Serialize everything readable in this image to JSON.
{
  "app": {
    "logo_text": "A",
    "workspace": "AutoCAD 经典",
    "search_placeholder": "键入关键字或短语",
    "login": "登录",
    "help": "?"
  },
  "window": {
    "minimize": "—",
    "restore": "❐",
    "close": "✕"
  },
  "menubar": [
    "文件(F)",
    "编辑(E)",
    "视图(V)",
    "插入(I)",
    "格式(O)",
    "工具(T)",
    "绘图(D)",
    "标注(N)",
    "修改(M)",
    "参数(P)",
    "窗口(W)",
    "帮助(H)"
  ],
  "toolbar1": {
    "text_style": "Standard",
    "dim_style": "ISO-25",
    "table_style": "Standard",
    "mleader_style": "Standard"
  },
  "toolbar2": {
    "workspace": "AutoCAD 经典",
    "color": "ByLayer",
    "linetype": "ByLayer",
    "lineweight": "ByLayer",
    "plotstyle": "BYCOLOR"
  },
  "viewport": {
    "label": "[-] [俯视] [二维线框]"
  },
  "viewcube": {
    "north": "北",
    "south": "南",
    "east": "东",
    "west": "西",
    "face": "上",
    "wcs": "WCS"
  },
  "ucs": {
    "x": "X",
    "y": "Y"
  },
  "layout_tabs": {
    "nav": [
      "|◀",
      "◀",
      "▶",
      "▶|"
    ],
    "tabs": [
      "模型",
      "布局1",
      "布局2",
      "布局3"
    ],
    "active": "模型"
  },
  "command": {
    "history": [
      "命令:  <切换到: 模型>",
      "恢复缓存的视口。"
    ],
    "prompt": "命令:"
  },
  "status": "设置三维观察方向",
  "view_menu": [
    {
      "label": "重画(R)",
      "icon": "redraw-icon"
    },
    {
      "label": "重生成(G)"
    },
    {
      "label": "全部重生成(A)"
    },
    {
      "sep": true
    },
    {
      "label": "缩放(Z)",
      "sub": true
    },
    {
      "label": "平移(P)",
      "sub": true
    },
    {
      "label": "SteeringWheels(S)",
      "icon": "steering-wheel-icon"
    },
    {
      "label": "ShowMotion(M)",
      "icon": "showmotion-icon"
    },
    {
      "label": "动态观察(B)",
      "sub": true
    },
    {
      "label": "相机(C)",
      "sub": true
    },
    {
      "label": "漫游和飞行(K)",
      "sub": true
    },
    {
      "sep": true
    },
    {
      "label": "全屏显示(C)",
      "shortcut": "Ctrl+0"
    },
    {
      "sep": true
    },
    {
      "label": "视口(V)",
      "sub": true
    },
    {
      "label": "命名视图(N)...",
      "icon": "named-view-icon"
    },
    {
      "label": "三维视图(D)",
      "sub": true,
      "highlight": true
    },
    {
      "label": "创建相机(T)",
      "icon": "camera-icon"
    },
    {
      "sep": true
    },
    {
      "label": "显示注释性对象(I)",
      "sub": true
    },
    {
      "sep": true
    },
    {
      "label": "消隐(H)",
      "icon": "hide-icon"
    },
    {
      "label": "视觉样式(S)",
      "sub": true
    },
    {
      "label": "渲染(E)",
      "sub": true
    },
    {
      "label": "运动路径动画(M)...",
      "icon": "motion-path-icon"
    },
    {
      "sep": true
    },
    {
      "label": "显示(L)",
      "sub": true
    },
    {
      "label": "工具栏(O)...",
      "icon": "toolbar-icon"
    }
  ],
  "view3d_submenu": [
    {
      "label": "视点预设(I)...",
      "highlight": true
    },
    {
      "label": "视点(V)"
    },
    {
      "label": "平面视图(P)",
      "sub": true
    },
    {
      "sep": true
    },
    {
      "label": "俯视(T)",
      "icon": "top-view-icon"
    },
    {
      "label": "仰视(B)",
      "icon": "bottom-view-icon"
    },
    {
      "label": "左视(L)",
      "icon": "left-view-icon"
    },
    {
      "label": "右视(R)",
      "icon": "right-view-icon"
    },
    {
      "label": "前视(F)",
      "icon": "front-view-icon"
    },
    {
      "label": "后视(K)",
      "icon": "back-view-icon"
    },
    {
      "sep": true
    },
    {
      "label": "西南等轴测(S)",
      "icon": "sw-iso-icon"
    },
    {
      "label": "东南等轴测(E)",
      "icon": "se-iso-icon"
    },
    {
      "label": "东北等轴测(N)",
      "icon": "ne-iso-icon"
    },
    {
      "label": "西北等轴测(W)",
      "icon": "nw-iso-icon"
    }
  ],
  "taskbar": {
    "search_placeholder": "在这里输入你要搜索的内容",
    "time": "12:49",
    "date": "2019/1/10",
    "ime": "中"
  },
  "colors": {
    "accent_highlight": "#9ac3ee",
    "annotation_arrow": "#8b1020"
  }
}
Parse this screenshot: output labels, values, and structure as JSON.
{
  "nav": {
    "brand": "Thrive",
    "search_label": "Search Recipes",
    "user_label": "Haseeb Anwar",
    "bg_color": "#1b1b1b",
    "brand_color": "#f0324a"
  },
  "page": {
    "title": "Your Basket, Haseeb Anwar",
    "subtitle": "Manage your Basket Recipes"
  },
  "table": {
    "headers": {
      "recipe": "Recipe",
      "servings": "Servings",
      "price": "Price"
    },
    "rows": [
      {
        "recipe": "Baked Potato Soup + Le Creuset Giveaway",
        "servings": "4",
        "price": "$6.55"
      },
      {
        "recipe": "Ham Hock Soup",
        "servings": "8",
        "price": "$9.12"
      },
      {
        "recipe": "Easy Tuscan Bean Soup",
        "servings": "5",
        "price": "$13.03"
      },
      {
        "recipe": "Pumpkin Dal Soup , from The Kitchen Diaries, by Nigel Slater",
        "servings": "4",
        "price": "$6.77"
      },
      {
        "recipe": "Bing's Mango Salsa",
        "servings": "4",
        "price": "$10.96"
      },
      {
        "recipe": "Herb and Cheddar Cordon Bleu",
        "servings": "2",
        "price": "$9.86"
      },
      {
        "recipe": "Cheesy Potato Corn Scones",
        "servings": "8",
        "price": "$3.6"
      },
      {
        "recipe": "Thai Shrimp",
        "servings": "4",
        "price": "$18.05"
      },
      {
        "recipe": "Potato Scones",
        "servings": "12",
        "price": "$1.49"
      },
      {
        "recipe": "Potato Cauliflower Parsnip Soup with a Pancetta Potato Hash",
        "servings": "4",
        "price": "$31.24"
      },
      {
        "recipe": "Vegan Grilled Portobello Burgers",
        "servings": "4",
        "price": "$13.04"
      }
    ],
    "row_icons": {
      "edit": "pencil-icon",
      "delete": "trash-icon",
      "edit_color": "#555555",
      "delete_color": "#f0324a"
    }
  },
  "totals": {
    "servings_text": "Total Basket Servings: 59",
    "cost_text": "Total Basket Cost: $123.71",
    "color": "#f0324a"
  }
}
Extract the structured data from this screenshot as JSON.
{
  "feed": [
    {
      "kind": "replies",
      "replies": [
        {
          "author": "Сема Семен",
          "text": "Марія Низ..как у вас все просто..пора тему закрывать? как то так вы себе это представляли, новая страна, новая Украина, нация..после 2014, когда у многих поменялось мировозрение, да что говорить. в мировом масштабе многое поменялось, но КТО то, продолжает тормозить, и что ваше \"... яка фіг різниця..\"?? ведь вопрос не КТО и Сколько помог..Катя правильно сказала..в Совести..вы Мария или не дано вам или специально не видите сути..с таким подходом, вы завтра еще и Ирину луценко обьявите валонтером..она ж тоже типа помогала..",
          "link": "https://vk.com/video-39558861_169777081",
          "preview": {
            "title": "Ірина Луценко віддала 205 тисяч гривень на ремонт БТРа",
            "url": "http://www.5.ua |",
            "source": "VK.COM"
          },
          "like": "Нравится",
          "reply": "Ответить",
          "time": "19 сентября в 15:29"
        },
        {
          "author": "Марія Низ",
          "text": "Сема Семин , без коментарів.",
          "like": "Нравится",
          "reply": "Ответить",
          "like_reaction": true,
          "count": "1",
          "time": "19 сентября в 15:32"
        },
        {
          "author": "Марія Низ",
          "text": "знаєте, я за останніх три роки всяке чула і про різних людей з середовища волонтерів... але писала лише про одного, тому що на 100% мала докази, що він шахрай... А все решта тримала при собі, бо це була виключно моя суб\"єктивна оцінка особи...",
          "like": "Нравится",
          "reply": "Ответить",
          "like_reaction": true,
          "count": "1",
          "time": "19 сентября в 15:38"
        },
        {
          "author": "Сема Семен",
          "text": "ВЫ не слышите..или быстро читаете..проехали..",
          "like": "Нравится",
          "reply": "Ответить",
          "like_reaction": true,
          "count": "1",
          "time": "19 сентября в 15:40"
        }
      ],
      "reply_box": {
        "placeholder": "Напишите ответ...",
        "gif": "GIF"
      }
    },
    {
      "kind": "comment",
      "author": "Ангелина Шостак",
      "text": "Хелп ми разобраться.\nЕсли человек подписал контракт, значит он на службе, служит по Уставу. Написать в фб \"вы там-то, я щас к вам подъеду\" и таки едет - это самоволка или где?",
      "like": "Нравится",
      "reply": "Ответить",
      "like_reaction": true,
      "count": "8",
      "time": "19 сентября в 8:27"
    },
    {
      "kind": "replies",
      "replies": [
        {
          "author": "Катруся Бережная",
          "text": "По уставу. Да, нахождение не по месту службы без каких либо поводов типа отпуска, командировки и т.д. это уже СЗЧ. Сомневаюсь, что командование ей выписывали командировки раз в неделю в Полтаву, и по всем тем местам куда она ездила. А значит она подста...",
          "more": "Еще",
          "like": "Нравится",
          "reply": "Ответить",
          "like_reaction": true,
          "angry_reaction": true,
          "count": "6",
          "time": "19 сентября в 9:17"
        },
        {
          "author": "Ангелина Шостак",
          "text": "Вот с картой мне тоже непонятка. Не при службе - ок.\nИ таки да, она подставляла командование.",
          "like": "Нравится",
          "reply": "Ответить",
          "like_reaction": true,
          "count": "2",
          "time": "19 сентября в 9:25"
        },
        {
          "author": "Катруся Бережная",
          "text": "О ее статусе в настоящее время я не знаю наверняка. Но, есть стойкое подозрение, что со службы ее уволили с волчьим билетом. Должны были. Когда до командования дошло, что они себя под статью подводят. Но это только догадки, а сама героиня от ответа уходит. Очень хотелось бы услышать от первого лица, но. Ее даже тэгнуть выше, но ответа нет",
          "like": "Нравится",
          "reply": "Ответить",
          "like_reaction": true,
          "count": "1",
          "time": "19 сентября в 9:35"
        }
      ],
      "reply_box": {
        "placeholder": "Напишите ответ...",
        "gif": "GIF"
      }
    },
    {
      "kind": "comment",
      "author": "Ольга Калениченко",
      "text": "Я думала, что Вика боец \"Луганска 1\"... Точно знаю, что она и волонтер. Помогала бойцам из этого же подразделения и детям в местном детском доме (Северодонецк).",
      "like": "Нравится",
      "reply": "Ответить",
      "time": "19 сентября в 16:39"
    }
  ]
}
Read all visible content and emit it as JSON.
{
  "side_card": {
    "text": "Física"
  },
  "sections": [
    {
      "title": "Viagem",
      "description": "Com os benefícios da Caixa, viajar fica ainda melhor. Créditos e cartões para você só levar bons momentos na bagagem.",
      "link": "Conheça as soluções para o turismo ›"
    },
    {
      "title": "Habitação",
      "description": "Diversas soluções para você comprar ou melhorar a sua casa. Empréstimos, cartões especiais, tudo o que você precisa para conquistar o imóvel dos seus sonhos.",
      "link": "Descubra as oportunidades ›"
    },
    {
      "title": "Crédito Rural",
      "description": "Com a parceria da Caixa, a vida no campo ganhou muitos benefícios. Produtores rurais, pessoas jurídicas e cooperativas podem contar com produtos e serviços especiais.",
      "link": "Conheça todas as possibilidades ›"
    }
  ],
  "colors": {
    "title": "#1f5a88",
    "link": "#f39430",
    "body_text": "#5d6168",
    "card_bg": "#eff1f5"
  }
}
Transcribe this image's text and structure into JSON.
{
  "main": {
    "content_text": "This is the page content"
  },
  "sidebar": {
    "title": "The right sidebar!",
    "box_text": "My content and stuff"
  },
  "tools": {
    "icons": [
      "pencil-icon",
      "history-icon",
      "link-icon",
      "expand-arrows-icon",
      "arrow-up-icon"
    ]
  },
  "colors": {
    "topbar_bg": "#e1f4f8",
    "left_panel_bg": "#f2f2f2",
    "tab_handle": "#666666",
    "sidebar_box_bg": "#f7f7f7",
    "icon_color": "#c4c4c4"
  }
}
-*-*-
▶ _Directions for this task_
Which lines include "Recipes"? Copy each of them out.

▶ _Answer to this problem_
    "search_label": "Search Recipes",
    "subtitle": "Manage your Basket Recipes"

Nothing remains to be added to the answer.